# DIRECTIONS:
Please find all lines in the data that hold the string "bytes" and copy them.

# MATERIALS PROVIDED:

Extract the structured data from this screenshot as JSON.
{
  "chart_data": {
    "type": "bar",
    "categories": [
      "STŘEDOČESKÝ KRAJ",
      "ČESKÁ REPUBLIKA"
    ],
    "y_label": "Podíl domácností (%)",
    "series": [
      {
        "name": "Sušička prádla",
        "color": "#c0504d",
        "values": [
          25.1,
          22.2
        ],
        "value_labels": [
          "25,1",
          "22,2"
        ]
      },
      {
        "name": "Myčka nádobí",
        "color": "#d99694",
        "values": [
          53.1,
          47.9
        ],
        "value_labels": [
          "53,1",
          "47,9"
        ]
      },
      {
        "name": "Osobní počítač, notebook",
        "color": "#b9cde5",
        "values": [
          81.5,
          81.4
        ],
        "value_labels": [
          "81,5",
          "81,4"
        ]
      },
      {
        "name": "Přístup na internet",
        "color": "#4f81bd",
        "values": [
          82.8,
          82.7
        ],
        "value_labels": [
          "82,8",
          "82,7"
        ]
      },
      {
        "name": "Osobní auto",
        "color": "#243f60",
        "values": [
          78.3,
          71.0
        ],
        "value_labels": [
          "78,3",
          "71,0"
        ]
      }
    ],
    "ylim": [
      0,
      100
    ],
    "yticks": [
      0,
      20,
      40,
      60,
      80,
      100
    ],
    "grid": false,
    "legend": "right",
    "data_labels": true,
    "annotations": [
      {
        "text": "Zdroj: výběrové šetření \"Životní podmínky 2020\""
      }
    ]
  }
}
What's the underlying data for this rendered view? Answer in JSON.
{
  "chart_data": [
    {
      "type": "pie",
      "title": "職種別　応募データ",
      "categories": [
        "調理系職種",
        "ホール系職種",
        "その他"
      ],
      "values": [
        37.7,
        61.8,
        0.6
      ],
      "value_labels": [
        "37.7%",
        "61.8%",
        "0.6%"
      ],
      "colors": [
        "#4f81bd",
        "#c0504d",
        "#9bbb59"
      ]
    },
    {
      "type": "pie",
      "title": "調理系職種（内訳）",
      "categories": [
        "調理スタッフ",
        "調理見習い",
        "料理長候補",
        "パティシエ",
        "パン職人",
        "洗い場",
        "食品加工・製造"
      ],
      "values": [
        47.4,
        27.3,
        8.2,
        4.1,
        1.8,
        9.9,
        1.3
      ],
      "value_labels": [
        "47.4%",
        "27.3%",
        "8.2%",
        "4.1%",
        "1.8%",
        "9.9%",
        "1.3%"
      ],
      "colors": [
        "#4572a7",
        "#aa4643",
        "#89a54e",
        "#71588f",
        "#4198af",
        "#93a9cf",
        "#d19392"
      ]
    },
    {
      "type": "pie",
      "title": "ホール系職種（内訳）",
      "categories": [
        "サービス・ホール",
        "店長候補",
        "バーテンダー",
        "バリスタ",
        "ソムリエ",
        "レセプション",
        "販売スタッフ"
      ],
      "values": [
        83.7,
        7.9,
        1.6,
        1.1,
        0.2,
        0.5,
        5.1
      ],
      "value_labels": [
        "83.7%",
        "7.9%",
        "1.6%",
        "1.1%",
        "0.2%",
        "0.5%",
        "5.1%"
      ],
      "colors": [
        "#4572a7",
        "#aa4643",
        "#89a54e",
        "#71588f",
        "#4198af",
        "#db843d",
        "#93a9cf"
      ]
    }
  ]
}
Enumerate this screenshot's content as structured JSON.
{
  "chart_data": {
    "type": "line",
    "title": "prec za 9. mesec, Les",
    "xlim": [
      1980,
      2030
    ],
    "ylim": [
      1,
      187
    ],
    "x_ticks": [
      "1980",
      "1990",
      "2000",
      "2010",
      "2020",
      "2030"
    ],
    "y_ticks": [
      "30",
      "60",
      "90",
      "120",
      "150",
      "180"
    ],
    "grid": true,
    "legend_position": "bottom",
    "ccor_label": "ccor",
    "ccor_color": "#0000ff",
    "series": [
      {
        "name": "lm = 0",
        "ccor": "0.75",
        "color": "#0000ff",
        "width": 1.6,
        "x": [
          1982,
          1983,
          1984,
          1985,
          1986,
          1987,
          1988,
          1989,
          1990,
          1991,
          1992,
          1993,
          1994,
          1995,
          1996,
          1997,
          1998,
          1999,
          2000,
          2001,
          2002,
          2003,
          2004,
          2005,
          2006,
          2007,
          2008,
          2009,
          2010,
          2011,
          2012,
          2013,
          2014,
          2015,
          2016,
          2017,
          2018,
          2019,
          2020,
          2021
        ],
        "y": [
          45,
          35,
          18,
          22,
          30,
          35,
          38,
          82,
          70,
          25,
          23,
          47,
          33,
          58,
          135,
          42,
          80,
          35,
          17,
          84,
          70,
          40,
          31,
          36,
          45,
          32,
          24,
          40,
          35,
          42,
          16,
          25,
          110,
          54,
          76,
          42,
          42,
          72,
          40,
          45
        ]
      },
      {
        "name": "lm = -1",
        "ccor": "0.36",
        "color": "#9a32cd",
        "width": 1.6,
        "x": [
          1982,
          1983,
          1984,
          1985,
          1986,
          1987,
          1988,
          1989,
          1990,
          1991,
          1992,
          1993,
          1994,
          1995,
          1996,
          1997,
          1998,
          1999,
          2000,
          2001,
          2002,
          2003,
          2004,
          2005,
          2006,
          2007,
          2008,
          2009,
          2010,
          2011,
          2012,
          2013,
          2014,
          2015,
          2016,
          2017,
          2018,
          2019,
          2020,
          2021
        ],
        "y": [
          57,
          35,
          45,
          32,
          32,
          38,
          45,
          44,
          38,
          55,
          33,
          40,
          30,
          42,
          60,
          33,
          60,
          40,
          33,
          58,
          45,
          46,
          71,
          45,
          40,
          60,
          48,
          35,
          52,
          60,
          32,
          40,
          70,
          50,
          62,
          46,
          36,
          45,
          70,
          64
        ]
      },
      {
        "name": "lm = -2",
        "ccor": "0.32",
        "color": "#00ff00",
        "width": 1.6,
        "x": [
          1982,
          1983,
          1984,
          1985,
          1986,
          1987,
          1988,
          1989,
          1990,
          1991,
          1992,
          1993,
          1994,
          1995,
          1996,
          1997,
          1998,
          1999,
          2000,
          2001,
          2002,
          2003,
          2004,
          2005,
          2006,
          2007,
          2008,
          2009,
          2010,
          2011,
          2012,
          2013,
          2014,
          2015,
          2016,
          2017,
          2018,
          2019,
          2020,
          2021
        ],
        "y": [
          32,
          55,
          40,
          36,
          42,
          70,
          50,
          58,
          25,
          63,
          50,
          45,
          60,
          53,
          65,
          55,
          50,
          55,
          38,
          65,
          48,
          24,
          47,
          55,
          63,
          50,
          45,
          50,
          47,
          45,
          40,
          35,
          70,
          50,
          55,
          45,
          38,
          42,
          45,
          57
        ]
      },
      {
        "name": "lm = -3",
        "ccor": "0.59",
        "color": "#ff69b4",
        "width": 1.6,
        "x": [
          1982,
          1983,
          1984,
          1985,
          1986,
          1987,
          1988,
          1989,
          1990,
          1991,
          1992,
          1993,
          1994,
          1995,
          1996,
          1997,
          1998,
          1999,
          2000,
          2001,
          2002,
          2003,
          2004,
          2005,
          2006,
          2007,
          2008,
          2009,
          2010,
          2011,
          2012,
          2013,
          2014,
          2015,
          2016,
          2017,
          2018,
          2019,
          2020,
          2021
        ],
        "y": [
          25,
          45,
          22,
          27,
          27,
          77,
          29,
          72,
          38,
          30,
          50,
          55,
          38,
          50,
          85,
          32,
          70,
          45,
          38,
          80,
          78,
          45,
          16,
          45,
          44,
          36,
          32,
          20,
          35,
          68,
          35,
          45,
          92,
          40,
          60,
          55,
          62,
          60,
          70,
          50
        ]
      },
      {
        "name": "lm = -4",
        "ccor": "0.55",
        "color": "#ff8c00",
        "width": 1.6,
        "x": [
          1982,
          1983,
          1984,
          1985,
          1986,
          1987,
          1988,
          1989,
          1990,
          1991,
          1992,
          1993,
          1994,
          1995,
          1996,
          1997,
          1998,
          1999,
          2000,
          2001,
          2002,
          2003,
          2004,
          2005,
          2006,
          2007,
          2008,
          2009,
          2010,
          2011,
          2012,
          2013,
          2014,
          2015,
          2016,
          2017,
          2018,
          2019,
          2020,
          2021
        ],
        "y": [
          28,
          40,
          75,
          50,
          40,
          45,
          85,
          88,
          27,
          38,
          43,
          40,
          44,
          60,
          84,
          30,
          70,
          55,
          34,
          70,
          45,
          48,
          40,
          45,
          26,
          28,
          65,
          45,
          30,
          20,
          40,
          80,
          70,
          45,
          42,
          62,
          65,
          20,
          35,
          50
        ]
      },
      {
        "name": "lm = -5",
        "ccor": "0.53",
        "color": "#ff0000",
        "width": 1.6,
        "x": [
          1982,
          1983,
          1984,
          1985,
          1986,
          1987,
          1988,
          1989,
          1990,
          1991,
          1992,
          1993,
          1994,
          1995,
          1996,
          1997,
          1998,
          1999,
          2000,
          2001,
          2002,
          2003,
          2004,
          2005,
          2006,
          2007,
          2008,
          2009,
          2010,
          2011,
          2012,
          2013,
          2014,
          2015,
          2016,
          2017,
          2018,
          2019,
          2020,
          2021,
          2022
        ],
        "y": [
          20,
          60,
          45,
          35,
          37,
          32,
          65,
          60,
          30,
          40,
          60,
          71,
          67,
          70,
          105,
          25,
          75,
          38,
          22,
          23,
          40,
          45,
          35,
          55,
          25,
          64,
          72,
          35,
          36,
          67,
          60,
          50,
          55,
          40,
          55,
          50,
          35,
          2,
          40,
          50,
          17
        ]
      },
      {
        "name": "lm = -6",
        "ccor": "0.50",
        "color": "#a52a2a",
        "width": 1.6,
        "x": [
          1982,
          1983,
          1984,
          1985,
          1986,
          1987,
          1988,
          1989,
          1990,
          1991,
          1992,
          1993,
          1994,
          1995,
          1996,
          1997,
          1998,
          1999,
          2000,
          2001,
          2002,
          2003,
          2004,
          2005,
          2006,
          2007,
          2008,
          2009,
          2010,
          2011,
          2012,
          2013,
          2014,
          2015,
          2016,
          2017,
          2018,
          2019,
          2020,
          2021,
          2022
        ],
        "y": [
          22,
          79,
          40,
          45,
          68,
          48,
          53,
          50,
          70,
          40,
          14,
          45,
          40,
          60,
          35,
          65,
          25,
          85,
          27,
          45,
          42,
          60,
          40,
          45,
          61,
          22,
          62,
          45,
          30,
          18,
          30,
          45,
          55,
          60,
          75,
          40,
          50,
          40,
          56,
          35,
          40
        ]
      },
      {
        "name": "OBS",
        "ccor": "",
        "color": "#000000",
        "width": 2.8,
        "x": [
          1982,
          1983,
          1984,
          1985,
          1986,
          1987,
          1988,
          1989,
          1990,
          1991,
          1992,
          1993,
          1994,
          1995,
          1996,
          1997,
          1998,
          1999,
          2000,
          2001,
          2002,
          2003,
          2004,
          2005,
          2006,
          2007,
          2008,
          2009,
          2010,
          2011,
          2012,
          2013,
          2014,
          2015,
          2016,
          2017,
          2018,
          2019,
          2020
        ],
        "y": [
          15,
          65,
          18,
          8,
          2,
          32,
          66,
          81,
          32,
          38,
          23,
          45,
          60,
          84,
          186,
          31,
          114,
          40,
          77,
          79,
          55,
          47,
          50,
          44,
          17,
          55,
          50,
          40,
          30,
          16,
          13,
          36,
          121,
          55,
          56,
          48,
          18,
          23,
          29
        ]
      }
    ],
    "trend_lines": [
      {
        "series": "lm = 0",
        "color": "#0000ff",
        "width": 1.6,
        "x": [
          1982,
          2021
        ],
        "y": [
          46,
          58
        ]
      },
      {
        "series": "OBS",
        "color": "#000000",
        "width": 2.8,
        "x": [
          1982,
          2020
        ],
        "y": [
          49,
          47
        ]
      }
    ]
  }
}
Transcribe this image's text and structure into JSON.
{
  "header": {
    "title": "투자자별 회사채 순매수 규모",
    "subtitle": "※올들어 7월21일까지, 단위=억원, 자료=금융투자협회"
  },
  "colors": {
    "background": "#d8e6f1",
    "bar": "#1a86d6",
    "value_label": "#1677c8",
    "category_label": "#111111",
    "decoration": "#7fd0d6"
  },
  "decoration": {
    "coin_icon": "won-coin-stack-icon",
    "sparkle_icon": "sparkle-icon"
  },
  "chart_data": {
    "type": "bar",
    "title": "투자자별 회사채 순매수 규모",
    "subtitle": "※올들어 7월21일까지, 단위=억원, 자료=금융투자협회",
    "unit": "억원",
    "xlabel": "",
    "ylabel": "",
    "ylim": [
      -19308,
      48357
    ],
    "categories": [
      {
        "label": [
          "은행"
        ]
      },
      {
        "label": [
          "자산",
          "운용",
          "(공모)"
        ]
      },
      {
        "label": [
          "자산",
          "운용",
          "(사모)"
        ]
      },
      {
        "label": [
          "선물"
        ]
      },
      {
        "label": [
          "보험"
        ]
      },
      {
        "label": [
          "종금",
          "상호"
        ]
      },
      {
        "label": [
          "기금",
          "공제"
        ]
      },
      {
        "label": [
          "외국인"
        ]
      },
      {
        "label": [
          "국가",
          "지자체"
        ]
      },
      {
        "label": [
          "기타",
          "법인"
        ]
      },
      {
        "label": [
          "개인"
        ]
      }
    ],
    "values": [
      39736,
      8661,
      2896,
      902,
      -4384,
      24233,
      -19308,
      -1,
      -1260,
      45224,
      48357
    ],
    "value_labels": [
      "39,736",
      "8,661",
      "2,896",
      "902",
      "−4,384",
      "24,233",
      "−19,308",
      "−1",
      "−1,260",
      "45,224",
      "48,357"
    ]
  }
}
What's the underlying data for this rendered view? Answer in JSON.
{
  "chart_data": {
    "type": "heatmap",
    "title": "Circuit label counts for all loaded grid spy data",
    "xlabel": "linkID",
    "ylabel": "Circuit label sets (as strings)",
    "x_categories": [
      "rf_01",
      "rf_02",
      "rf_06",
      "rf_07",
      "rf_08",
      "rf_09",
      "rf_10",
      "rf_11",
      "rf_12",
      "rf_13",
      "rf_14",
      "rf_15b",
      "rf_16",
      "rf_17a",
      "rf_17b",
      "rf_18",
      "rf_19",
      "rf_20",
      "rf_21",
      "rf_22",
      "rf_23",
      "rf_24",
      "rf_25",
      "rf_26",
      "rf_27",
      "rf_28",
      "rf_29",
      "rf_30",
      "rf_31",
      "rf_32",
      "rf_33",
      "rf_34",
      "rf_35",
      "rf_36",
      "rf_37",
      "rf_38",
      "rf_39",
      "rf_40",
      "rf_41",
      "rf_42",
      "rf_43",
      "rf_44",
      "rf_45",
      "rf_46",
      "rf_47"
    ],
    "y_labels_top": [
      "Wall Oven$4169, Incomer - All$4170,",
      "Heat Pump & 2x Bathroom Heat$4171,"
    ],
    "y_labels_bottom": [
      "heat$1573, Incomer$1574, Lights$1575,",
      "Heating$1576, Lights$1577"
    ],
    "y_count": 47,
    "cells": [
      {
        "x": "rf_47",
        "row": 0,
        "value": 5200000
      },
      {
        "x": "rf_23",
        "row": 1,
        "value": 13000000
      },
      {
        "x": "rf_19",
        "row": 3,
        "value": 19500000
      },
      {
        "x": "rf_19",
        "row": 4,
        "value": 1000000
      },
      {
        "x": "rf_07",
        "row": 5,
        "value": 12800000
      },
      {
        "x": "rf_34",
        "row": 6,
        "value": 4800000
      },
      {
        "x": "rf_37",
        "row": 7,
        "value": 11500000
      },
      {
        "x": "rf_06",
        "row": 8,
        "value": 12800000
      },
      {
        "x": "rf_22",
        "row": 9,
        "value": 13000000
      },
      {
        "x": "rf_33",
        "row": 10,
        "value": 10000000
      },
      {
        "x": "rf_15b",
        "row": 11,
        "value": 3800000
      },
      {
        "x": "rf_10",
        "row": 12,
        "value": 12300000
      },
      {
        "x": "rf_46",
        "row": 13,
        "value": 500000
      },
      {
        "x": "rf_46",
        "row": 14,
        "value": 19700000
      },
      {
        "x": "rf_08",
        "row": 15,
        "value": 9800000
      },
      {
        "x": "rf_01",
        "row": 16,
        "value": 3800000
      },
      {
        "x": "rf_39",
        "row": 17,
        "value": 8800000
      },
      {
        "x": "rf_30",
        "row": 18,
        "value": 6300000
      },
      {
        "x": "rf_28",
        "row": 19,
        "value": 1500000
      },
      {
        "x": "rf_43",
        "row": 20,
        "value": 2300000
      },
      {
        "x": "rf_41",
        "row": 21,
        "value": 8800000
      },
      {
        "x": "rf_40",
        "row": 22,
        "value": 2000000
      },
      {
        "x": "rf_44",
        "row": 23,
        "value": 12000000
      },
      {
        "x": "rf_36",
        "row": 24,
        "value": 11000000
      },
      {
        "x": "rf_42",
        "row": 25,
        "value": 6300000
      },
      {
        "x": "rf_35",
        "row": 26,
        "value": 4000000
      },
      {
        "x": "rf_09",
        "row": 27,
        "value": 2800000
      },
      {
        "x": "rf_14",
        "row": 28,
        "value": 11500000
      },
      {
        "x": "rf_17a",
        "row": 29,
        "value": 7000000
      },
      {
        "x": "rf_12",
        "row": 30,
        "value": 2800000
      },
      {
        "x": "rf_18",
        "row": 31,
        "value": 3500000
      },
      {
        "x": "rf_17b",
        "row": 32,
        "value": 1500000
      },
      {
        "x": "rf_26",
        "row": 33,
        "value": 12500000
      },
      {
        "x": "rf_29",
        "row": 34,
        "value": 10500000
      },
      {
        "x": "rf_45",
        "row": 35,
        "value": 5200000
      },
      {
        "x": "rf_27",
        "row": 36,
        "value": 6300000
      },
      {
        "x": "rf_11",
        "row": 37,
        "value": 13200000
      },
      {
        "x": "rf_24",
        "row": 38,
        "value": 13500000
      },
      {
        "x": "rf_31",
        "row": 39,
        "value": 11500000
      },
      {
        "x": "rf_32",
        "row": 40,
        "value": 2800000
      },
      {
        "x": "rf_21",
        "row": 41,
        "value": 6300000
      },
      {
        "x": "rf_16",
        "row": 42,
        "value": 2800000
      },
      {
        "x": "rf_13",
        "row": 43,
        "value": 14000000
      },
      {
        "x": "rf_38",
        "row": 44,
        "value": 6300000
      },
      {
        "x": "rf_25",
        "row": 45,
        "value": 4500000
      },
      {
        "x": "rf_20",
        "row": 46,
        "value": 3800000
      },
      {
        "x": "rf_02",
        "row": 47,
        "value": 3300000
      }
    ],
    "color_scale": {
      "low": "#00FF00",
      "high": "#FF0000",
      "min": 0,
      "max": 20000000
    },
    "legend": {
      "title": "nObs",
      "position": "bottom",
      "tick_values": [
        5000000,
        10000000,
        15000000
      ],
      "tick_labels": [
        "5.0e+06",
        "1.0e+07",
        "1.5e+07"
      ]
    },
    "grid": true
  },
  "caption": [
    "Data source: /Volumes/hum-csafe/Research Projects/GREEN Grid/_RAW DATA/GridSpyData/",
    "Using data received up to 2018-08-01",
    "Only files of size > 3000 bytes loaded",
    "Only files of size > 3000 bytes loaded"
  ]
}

# RESPONSE:
    "Only files of size > 3000 bytes loaded",
    "Only files of size > 3000 bytes loaded"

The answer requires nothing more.